Render the lines from the start of the material up to and including the line containing "350, 136, 362]" as a JSON list of strings, one string per line, with blank lines left out.
## BEGIN RECORDS TO USE
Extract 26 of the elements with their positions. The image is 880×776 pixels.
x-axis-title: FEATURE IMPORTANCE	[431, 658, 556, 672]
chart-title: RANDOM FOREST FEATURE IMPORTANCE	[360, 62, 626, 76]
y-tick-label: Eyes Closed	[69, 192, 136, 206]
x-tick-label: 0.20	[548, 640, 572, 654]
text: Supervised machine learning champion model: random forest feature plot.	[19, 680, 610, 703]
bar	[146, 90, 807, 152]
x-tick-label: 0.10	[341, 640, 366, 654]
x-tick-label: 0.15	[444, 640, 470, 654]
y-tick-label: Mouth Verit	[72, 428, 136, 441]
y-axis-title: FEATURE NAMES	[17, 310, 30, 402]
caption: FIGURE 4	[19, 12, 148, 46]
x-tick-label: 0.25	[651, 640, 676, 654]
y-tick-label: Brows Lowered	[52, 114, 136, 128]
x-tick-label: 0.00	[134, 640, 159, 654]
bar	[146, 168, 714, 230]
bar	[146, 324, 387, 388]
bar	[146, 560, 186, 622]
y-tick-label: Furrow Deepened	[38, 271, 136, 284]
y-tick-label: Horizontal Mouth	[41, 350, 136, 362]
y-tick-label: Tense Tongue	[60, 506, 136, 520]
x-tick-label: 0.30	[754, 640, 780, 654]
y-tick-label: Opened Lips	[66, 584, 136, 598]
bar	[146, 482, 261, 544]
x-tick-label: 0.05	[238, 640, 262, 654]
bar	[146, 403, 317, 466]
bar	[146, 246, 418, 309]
## END RECORDS TO USE
PROBLEM SOLUTION:
[
  "Extract 26 of the elements with their positions. The image is 880×776 pixels.",
  "x-axis-title: FEATURE IMPORTANCE\t[431, 658, 556, 672]",
  "chart-title: RANDOM FOREST FEATURE IMPORTANCE\t[360, 62, 626, 76]",
  "y-tick-label: Eyes Closed\t[69, 192, 136, 206]",
  "x-tick-label: 0.20\t[548, 640, 572, 654]",
  "text: Supervised machine learning champion model: random forest feature plot.\t[19, 680, 610, 703]",
  "bar\t[146, 90, 807, 152]",
  "x-tick-label: 0.10\t[341, 640, 366, 654]",
  "x-tick-label: 0.15\t[444, 640, 470, 654]",
  "y-tick-label: Mouth Verit\t[72, 428, 136, 441]",
  "y-axis-title: FEATURE NAMES\t[17, 310, 30, 402]",
  "caption: FIGURE 4\t[19, 12, 148, 46]",
  "x-tick-label: 0.25\t[651, 640, 676, 654]",
  "y-tick-label: Brows Lowered\t[52, 114, 136, 128]",
  "x-tick-label: 0.00\t[134, 640, 159, 654]",
  "bar\t[146, 168, 714, 230]",
  "bar\t[146, 324, 387, 388]",
  "bar\t[146, 560, 186, 622]",
  "y-tick-label: Furrow Deepened\t[38, 271, 136, 284]",
  "y-tick-label: Horizontal Mouth\t[41, 350, 136, 362]"
]